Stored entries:
— Begin —
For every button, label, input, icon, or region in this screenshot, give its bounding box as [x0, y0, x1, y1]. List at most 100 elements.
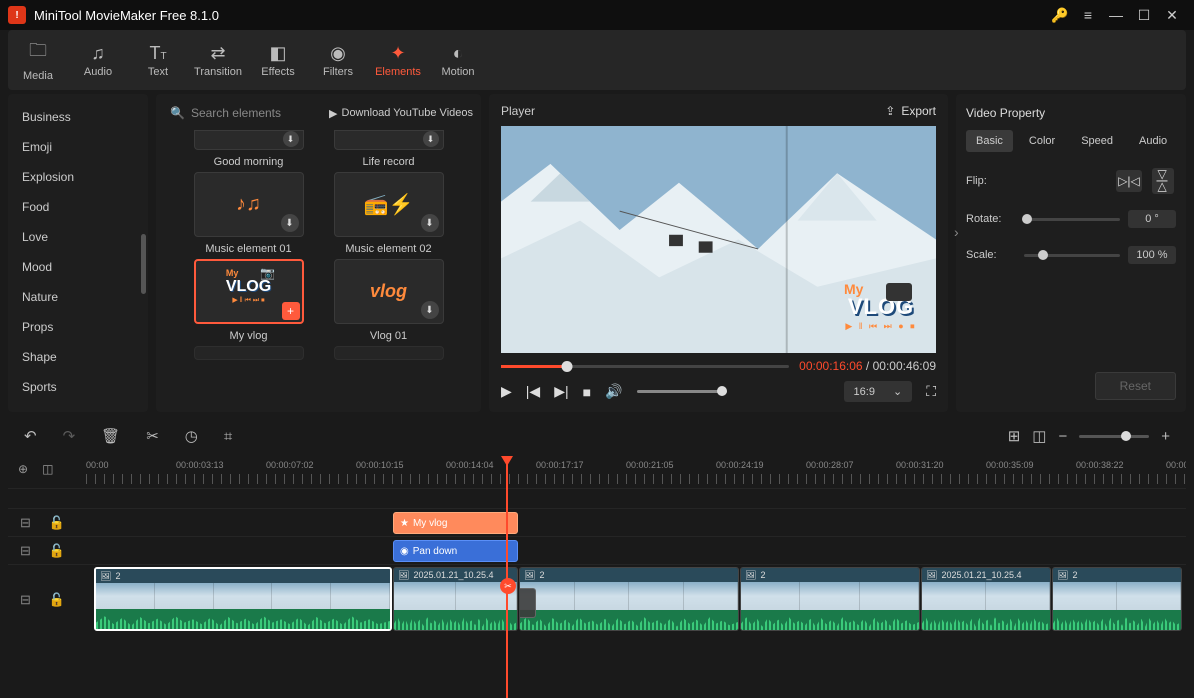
download-icon[interactable]: ⬇: [281, 214, 299, 232]
category-item[interactable]: Props: [22, 312, 148, 342]
element-thumb-myvlog[interactable]: My 📷 VLOG ▶ ‖ ⏮ ⏭ ⏹ +: [194, 259, 304, 324]
element-thumb-partial[interactable]: [194, 346, 304, 360]
fullscreen-button[interactable]: ⛶: [926, 383, 936, 400]
expand-properties-icon[interactable]: ›: [954, 224, 959, 240]
category-item[interactable]: Business: [22, 102, 148, 132]
snap-toggle[interactable]: ⊞: [1008, 427, 1021, 445]
hamburger-menu-icon[interactable]: ≡: [1074, 1, 1102, 29]
elements-icon: ✦: [390, 43, 405, 64]
element-thumb-life-record[interactable]: ⬇: [334, 130, 444, 150]
close-button[interactable]: ✕: [1158, 1, 1186, 29]
motion-clip[interactable]: ◉Pan down: [393, 540, 518, 562]
maximize-button[interactable]: ☐: [1130, 1, 1158, 29]
cut-marker-icon[interactable]: ✂: [500, 578, 516, 594]
stop-button[interactable]: ■: [583, 384, 591, 400]
tab-speed[interactable]: Speed: [1071, 130, 1123, 152]
aspect-ratio-select[interactable]: 16:9⌄: [844, 381, 913, 402]
lock-track-icon[interactable]: 🔓: [49, 592, 65, 608]
minimize-button[interactable]: —: [1102, 1, 1130, 29]
add-element-button[interactable]: +: [282, 302, 300, 320]
crop-button[interactable]: ⌗: [224, 428, 232, 445]
category-item[interactable]: Nature: [22, 282, 148, 312]
main-toolbar: 🗀Media ♫Audio TTText ⇄Transition ◧Effect…: [8, 30, 1186, 90]
element-thumb-music1[interactable]: ♪♫⬇: [194, 172, 304, 237]
element-label: Music element 01: [205, 243, 291, 255]
next-frame-button[interactable]: ▶|: [554, 383, 568, 400]
prev-frame-button[interactable]: |◀: [526, 383, 540, 400]
time-ruler[interactable]: ⊕ ◫ 00:00 00:00:03:13 00:00:07:02 00:00:…: [8, 458, 1186, 488]
rotate-slider[interactable]: [1024, 218, 1120, 221]
delete-button[interactable]: 🗑: [101, 427, 120, 445]
category-item[interactable]: Shape: [22, 342, 148, 372]
video-clip-5[interactable]: 🖼2025.01.21_10.25.4: [921, 567, 1051, 631]
element-thumb-vlog01[interactable]: vlog⬇: [334, 259, 444, 324]
add-track-button[interactable]: ⊕: [18, 462, 28, 476]
element-thumb-good-morning[interactable]: ⬇: [194, 130, 304, 150]
tab-basic[interactable]: Basic: [966, 130, 1013, 152]
tab-text[interactable]: TTText: [128, 30, 188, 90]
scale-value[interactable]: 100 %: [1128, 246, 1176, 264]
mute-track-icon[interactable]: ⊟: [20, 543, 31, 559]
scale-slider[interactable]: [1024, 254, 1120, 257]
category-item[interactable]: Love: [22, 222, 148, 252]
volume-slider[interactable]: [637, 390, 727, 393]
reset-button[interactable]: Reset: [1095, 372, 1176, 400]
tab-media[interactable]: 🗀Media: [8, 30, 68, 90]
timeline-toolbar: ↶ ↷ 🗑 ✂ ◷ ⌗ ⊞ ◫ − +: [8, 418, 1186, 454]
tab-motion[interactable]: ◐Motion: [428, 30, 488, 90]
tab-audio-prop[interactable]: Audio: [1129, 130, 1177, 152]
tab-color[interactable]: Color: [1019, 130, 1065, 152]
video-preview[interactable]: My VLOG ▶ ‖ ⏮ ⏭ ● ⏹: [501, 126, 936, 353]
filters-icon: ◉: [330, 43, 346, 64]
download-icon[interactable]: ⬇: [423, 131, 439, 147]
video-clip-6[interactable]: 🖼2: [1052, 567, 1182, 631]
volume-button[interactable]: 🔊: [605, 383, 622, 400]
music-note-icon: ♫: [91, 43, 105, 64]
redo-button[interactable]: ↷: [63, 427, 76, 445]
flip-horizontal-button[interactable]: ▷|◁: [1116, 170, 1142, 192]
tab-elements[interactable]: ✦Elements: [368, 30, 428, 90]
category-item[interactable]: Explosion: [22, 162, 148, 192]
element-clip[interactable]: ★My vlog: [393, 512, 518, 534]
zoom-out-button[interactable]: −: [1058, 428, 1067, 445]
element-thumb-partial[interactable]: [334, 346, 444, 360]
category-item[interactable]: Mood: [22, 252, 148, 282]
search-input[interactable]: 🔍 Search elements: [164, 102, 319, 124]
video-clip-2[interactable]: 🖼2025.01.21_10.25.4: [393, 567, 518, 631]
play-button[interactable]: ▶: [501, 383, 512, 400]
flip-vertical-button[interactable]: ▷|◁: [1152, 168, 1174, 194]
track-toggle[interactable]: ◫: [1032, 427, 1046, 445]
star-icon: ★: [400, 518, 409, 529]
rotate-value[interactable]: 0 °: [1128, 210, 1176, 228]
video-clip-3[interactable]: 🖼2: [519, 567, 739, 631]
lock-track-icon[interactable]: 🔓: [49, 515, 65, 531]
track-options-button[interactable]: ◫: [42, 462, 53, 476]
category-item[interactable]: Food: [22, 192, 148, 222]
download-icon[interactable]: ⬇: [421, 214, 439, 232]
mute-track-icon[interactable]: ⊟: [20, 515, 31, 531]
zoom-in-button[interactable]: +: [1161, 428, 1170, 445]
video-clip-4[interactable]: 🖼2: [740, 567, 920, 631]
tab-transition[interactable]: ⇄Transition: [188, 30, 248, 90]
undo-button[interactable]: ↶: [24, 427, 37, 445]
export-button[interactable]: ⇪Export: [885, 104, 936, 118]
lock-track-icon[interactable]: 🔓: [49, 543, 65, 559]
scrollbar-thumb[interactable]: [141, 234, 146, 294]
download-youtube-link[interactable]: ▶ Download YouTube Videos: [329, 107, 473, 120]
mute-track-icon[interactable]: ⊟: [20, 592, 31, 608]
tab-filters[interactable]: ◉Filters: [308, 30, 368, 90]
transition-handle[interactable]: [519, 588, 536, 618]
category-item[interactable]: Emoji: [22, 132, 148, 162]
tab-effects[interactable]: ◧Effects: [248, 30, 308, 90]
video-clip-1[interactable]: 🖼2: [94, 567, 392, 631]
activate-key-icon[interactable]: 🔑: [1046, 1, 1074, 29]
download-icon[interactable]: ⬇: [421, 301, 439, 319]
speed-button[interactable]: ◷: [185, 427, 198, 445]
tab-audio[interactable]: ♫Audio: [68, 30, 128, 90]
playback-progress[interactable]: [501, 365, 789, 368]
download-icon[interactable]: ⬇: [283, 131, 299, 147]
split-button[interactable]: ✂: [146, 427, 159, 445]
zoom-slider[interactable]: [1079, 435, 1149, 438]
element-thumb-music2[interactable]: 📻⚡⬇: [334, 172, 444, 237]
category-item[interactable]: Sports: [22, 372, 148, 402]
— End —
• [Written request] Take the rows from the line containing "download-icon[interactable]: ⬇: [281, 214, 299, 232]" through the line containing "snap-toggle[interactable]: ⊞: [1008, 427, 1021, 445]", change each "category-item" to "category-entry", and write out only those lines with everything else left as it is.

• [Correct response]
download-icon[interactable]: ⬇: [281, 214, 299, 232]
category-entry[interactable]: Props: [22, 312, 148, 342]
element-thumb-myvlog[interactable]: My 📷 VLOG ▶ ‖ ⏮ ⏭ ⏹ +: [194, 259, 304, 324]
element-thumb-partial[interactable]: [194, 346, 304, 360]
fullscreen-button[interactable]: ⛶: [926, 383, 936, 400]
expand-properties-icon[interactable]: ›: [954, 224, 959, 240]
category-entry[interactable]: Business: [22, 102, 148, 132]
snap-toggle[interactable]: ⊞: [1008, 427, 1021, 445]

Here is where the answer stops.